### DATA EXCERPTS ###

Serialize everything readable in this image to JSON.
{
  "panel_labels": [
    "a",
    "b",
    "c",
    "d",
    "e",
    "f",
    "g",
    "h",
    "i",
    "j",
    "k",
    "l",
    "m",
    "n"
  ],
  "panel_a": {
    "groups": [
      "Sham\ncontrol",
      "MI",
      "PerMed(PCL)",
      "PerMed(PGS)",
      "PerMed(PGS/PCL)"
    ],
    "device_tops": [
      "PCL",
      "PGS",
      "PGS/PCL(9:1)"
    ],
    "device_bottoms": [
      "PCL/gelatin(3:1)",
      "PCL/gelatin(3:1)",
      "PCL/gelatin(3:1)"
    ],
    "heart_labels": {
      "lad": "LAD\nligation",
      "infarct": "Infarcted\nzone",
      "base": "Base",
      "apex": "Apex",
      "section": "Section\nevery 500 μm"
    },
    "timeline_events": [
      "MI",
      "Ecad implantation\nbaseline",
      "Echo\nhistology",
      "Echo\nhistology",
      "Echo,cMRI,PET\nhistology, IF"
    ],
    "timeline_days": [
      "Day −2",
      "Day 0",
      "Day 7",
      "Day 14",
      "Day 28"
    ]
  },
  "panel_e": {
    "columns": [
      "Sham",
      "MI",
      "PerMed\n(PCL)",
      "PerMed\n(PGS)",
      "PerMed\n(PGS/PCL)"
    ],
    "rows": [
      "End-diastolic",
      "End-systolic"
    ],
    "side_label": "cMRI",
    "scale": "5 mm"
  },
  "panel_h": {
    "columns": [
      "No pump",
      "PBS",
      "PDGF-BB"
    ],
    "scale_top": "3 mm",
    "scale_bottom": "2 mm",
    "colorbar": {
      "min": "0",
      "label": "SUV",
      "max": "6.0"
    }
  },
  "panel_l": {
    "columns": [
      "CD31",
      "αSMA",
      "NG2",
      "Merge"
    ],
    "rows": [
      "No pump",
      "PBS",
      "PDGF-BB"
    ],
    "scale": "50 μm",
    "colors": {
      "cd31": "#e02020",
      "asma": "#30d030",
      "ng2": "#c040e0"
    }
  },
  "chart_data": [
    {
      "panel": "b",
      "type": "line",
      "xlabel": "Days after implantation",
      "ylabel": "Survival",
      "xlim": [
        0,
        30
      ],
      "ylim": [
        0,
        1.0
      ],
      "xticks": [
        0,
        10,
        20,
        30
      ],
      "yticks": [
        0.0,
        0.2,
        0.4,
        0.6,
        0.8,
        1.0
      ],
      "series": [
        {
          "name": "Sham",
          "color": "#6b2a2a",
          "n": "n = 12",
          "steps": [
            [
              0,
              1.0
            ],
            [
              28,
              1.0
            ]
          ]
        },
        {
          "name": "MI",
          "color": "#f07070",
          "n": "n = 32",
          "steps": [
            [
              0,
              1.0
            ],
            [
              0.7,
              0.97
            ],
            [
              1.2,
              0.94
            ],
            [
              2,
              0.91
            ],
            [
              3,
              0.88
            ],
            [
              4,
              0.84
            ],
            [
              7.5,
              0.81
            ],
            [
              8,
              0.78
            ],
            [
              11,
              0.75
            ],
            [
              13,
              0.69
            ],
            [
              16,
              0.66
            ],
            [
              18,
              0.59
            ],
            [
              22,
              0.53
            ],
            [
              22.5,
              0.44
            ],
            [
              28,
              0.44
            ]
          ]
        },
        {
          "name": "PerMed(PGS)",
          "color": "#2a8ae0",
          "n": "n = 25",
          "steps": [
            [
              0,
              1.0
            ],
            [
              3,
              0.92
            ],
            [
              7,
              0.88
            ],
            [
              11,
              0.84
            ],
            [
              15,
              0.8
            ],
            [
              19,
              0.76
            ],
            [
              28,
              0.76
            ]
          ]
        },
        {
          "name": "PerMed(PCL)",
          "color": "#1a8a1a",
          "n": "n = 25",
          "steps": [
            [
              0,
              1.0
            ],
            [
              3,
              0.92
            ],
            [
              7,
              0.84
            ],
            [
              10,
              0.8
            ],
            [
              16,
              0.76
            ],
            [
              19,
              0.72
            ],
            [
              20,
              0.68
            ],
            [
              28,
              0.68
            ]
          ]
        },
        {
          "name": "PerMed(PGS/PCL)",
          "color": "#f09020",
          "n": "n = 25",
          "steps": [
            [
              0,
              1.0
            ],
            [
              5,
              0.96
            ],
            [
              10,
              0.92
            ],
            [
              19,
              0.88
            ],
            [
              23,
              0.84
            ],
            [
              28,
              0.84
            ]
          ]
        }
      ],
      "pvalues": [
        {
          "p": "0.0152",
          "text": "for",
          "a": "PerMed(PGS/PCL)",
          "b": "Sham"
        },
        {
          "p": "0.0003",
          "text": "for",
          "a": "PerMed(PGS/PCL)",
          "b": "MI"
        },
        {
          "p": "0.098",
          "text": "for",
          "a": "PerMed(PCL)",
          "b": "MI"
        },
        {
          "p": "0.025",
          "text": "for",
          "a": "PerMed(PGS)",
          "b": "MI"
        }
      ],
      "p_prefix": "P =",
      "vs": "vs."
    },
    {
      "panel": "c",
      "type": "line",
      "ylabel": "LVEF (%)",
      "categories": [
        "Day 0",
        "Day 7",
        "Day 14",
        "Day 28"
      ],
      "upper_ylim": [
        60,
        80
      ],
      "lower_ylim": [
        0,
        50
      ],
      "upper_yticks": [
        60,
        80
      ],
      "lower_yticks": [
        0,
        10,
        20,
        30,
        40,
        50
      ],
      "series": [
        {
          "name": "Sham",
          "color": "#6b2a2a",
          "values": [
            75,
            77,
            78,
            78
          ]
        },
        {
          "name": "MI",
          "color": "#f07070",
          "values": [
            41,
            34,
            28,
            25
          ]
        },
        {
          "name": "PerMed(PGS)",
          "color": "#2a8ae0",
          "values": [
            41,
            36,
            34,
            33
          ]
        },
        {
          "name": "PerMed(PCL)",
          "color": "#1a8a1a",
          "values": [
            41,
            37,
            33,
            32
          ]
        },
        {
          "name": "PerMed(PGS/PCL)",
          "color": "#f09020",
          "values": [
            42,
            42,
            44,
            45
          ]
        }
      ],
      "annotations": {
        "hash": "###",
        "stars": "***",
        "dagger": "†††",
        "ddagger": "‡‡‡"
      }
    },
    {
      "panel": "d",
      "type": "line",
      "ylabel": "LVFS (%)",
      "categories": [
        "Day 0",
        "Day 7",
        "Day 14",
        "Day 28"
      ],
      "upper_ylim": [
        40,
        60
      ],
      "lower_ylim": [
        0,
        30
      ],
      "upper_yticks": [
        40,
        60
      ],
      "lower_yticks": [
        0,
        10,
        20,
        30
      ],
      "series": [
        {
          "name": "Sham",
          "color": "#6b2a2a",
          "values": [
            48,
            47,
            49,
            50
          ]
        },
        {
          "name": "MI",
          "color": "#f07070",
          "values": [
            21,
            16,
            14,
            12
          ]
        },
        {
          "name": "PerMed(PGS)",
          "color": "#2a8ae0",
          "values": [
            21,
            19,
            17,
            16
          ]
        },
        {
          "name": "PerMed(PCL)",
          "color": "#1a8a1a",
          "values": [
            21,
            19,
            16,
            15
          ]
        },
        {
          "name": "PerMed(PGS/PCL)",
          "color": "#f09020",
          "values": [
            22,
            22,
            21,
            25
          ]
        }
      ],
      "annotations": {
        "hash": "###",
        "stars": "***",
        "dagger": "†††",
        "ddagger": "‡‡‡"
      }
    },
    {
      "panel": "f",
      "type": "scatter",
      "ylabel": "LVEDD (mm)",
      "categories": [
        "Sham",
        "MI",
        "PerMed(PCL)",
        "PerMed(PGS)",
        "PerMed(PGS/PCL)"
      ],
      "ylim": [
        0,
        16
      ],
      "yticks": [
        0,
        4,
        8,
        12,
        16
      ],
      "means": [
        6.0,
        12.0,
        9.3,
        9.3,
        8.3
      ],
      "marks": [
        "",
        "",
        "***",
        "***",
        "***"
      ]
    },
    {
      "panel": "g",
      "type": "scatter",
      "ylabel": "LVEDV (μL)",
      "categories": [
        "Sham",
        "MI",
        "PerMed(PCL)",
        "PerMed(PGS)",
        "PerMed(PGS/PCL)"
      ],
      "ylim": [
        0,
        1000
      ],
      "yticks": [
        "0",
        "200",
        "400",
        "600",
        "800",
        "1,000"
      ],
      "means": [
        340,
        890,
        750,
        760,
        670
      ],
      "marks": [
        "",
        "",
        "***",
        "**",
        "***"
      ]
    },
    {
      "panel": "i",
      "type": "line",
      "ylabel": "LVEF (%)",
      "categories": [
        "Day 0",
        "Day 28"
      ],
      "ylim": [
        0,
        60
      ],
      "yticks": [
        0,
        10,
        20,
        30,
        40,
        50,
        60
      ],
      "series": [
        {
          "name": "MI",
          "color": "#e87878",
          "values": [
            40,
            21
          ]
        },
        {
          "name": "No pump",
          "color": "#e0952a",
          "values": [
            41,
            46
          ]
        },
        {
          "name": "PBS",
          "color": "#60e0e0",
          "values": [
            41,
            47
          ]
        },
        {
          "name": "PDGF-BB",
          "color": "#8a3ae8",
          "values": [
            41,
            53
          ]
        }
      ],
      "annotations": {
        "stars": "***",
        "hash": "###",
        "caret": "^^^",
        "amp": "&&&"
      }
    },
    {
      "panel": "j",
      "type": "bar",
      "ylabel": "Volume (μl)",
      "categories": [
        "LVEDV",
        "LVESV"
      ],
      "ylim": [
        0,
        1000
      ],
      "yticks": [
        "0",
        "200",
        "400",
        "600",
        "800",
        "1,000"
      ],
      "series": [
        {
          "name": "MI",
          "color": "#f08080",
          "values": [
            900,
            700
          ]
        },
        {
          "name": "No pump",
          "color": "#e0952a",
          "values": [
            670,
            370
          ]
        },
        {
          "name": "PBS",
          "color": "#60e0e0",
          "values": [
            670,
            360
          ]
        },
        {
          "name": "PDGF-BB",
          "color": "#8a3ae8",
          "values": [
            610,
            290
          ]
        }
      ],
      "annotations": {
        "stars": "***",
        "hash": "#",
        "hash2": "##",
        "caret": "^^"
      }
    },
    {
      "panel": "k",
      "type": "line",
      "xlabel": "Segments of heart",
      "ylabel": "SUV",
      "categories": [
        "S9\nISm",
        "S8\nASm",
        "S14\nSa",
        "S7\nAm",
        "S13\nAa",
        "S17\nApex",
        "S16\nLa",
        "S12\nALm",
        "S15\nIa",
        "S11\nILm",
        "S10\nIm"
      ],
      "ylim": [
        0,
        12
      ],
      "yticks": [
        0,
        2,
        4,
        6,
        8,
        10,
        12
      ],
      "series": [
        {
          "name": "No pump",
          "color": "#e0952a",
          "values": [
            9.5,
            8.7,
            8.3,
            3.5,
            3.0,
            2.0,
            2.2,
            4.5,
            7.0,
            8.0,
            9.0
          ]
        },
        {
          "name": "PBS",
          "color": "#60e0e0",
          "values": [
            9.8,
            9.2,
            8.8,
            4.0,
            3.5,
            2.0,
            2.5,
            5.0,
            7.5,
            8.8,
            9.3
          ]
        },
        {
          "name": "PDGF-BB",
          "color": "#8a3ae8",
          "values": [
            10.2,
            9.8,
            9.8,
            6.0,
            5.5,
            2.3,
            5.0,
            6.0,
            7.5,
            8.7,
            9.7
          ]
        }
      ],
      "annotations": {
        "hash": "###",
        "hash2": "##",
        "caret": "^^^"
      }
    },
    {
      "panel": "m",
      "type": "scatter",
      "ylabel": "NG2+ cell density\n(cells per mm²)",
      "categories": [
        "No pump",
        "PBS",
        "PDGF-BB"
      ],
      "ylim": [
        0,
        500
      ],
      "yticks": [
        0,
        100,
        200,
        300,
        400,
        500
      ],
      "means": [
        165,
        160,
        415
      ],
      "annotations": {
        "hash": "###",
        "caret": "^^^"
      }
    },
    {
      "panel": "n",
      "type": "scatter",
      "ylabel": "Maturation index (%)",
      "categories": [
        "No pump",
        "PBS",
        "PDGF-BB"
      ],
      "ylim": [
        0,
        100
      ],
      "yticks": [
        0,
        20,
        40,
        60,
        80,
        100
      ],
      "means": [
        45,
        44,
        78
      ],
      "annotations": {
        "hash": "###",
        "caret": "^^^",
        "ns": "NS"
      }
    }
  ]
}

###

**TASK INSTRUCTIONS:** Gather each line in these records that contains the string "cMRI".

**OUTPUT OF THE TASK:**
      "Echo,cMRI,PET\nhistology, IF"
    "side_label": "cMRI",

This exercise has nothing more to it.